■ Exercise instructions ■
Give only the number of lines where "zákona" occurs.
▽
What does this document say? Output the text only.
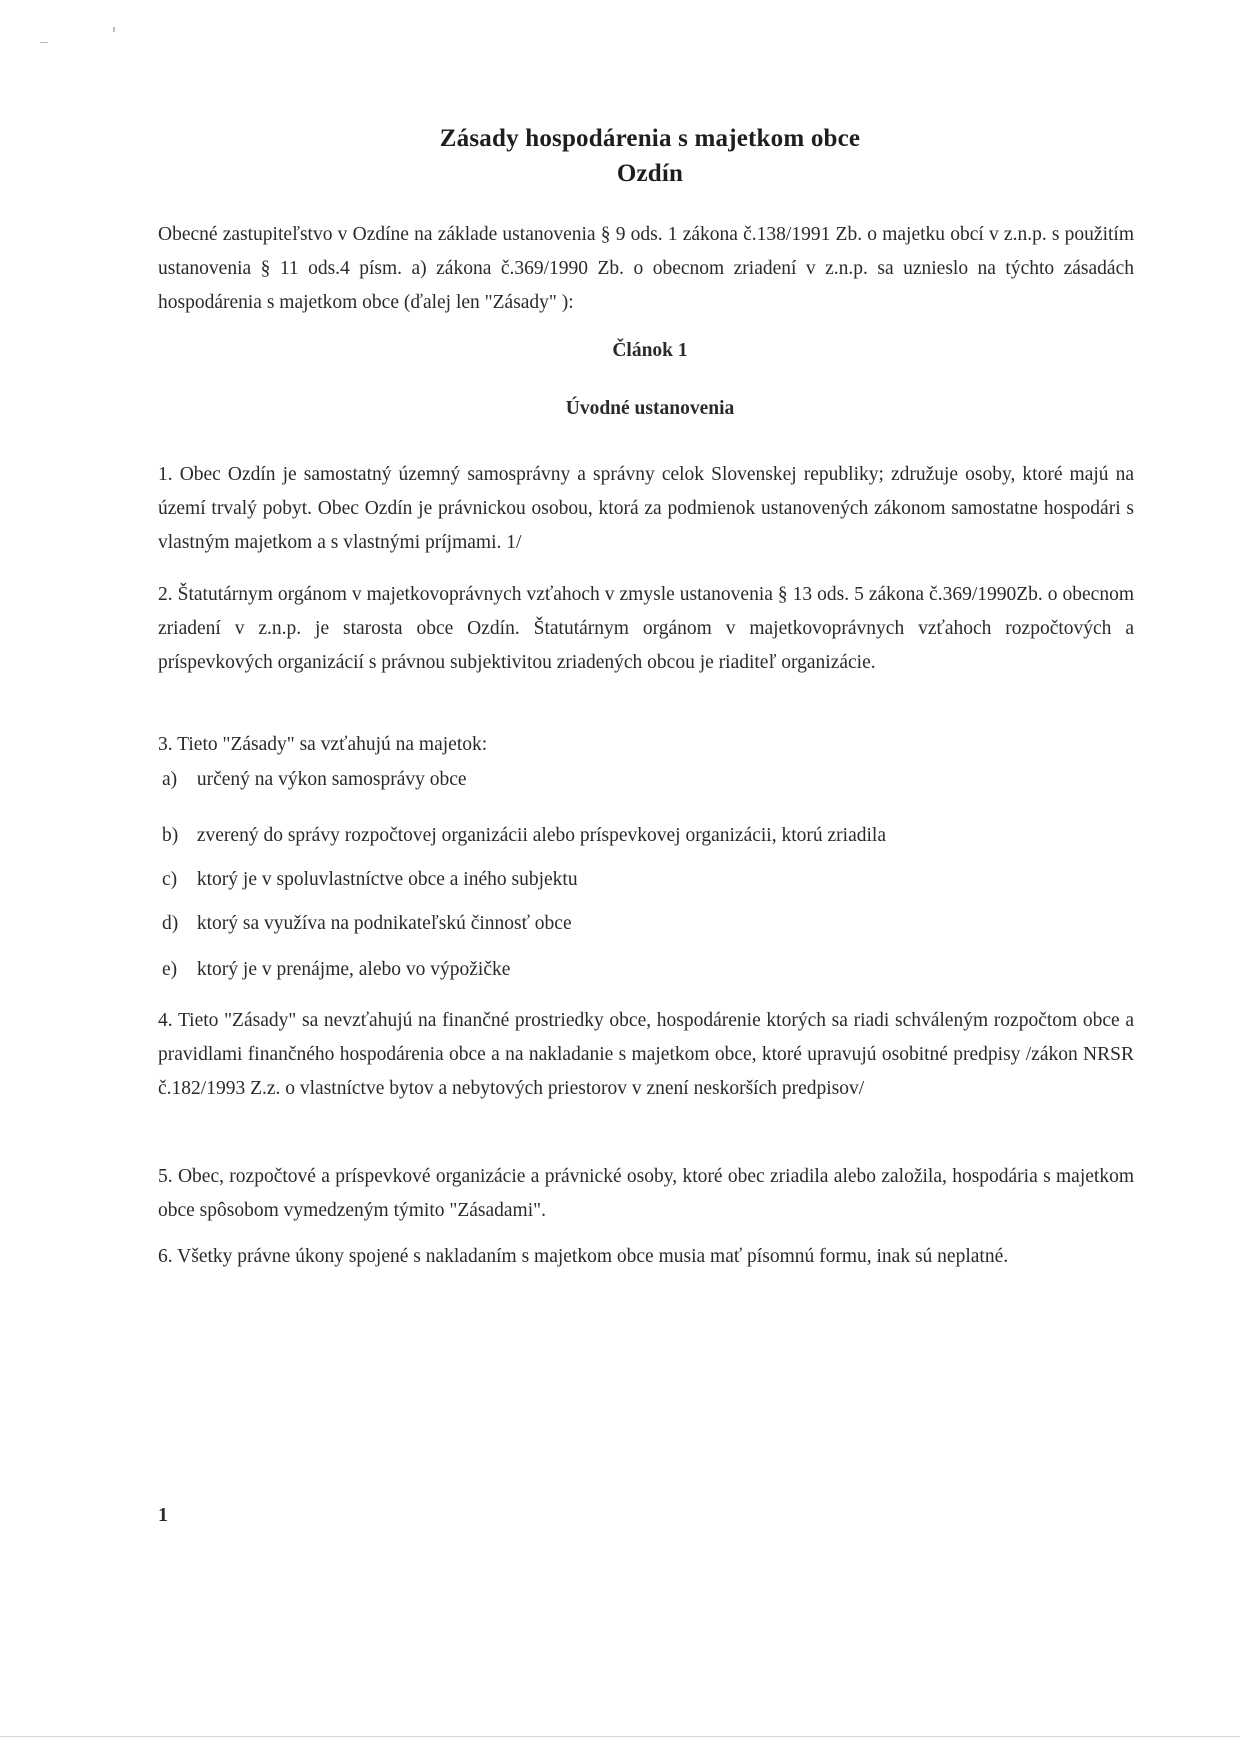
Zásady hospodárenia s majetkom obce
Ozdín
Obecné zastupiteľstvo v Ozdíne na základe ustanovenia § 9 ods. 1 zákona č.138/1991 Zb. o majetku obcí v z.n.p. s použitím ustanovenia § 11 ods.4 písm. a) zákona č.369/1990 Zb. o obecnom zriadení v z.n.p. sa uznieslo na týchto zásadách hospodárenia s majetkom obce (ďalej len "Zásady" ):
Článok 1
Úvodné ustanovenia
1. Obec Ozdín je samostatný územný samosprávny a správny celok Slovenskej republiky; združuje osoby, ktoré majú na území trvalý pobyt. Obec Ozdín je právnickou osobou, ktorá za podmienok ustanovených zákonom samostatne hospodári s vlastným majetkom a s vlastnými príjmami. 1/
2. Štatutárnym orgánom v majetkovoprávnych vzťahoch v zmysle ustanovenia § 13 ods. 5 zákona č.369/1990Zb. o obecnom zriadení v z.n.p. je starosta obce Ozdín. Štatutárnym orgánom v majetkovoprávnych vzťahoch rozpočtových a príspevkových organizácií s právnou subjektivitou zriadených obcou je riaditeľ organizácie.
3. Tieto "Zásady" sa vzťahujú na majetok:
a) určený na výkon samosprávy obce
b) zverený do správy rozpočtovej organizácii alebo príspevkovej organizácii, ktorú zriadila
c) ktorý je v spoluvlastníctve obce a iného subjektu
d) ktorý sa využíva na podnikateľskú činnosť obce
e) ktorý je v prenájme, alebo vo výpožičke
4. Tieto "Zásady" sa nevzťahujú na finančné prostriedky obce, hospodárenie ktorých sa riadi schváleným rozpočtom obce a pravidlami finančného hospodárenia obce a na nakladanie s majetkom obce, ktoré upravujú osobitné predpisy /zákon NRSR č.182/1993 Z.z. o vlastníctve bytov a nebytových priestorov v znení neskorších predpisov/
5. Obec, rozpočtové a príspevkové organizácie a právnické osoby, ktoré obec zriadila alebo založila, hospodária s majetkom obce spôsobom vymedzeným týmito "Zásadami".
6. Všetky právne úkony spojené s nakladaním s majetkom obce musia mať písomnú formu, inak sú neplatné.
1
△
■ Task response ■
2